■ EXTRACTED INFORMATION ■

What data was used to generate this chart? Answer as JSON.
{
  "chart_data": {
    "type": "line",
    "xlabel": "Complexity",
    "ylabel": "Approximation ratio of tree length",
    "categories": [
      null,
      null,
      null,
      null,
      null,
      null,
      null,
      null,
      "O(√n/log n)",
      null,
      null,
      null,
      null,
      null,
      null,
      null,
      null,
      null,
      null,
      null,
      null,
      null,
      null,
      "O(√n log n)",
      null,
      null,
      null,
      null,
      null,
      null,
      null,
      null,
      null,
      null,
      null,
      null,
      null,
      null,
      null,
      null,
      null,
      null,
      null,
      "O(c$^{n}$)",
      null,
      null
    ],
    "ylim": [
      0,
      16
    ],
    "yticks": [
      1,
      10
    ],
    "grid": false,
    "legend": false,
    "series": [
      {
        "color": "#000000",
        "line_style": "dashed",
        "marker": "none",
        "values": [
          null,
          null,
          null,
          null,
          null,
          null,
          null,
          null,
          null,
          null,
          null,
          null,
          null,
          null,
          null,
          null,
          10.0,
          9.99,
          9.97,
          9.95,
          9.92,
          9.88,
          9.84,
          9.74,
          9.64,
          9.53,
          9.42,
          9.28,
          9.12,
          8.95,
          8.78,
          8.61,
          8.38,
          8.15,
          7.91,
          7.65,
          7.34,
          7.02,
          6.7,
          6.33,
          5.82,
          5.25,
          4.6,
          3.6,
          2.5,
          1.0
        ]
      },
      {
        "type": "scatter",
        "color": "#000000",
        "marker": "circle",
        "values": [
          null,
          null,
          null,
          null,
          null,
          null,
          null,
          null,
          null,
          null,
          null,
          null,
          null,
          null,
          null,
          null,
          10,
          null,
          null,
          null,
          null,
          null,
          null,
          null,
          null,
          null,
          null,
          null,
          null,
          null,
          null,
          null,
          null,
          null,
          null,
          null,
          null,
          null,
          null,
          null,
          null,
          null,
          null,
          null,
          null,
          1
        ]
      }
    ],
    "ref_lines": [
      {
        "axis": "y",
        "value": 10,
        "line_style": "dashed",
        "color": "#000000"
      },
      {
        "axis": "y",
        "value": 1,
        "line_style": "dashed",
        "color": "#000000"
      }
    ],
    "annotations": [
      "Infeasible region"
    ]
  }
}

■ TO BE DONE ■
Every entry in the listing must be retyped exactly.

■ OUTPUT OF THE TASK ■
What data was used to generate this chart? Answer as JSON.
{
  "chart_data": {
    "type": "line",
    "xlabel": "Complexity",
    "ylabel": "Approximation ratio of tree length",
    "categories": [
      null,
      null,
      null,
      null,
      null,
      null,
      null,
      null,
      "O(√n/log n)",
      null,
      null,
      null,
      null,
      null,
      null,
      null,
      null,
      null,
      null,
      null,
      null,
      null,
      null,
      "O(√n log n)",
      null,
      null,
      null,
      null,
      null,
      null,
      null,
      null,
      null,
      null,
      null,
      null,
      null,
      null,
      null,
      null,
      null,
      null,
      null,
      "O(c$^{n}$)",
      null,
      null
    ],
    "ylim": [
      0,
      16
    ],
    "yticks": [
      1,
      10
    ],
    "grid": false,
    "legend": false,
    "series": [
      {
        "color": "#000000",
        "line_style": "dashed",
        "marker": "none",
        "values": [
          null,
          null,
          null,
          null,
          null,
          null,
          null,
          null,
          null,
          null,
          null,
          null,
          null,
          null,
          null,
          null,
          10.0,
          9.99,
          9.97,
          9.95,
          9.92,
          9.88,
          9.84,
          9.74,
          9.64,
          9.53,
          9.42,
          9.28,
          9.12,
          8.95,
          8.78,
          8.61,
          8.38,
          8.15,
          7.91,
          7.65,
          7.34,
          7.02,
          6.7,
          6.33,
          5.82,
          5.25,
          4.6,
          3.6,
          2.5,
          1.0
        ]
      },
      {
        "type": "scatter",
        "color": "#000000",
        "marker": "circle",
        "values": [
          null,
          null,
          null,
          null,
          null,
          null,
          null,
          null,
          null,
          null,
          null,
          null,
          null,
          null,
          null,
          null,
          10,
          null,
          null,
          null,
          null,
          null,
          null,
          null,
          null,
          null,
          null,
          null,
          null,
          null,
          null,
          null,
          null,
          null,
          null,
          null,
          null,
          null,
          null,
          null,
          null,
          null,
          null,
          null,
          null,
          1
        ]
      }
    ],
    "ref_lines": [
      {
        "axis": "y",
        "value": 10,
        "line_style": "dashed",
        "color": "#000000"
      },
      {
        "axis": "y",
        "value": 1,
        "line_style": "dashed",
        "color": "#000000"
      }
    ],
    "annotations": [
      "Infeasible region"
    ]
  }
}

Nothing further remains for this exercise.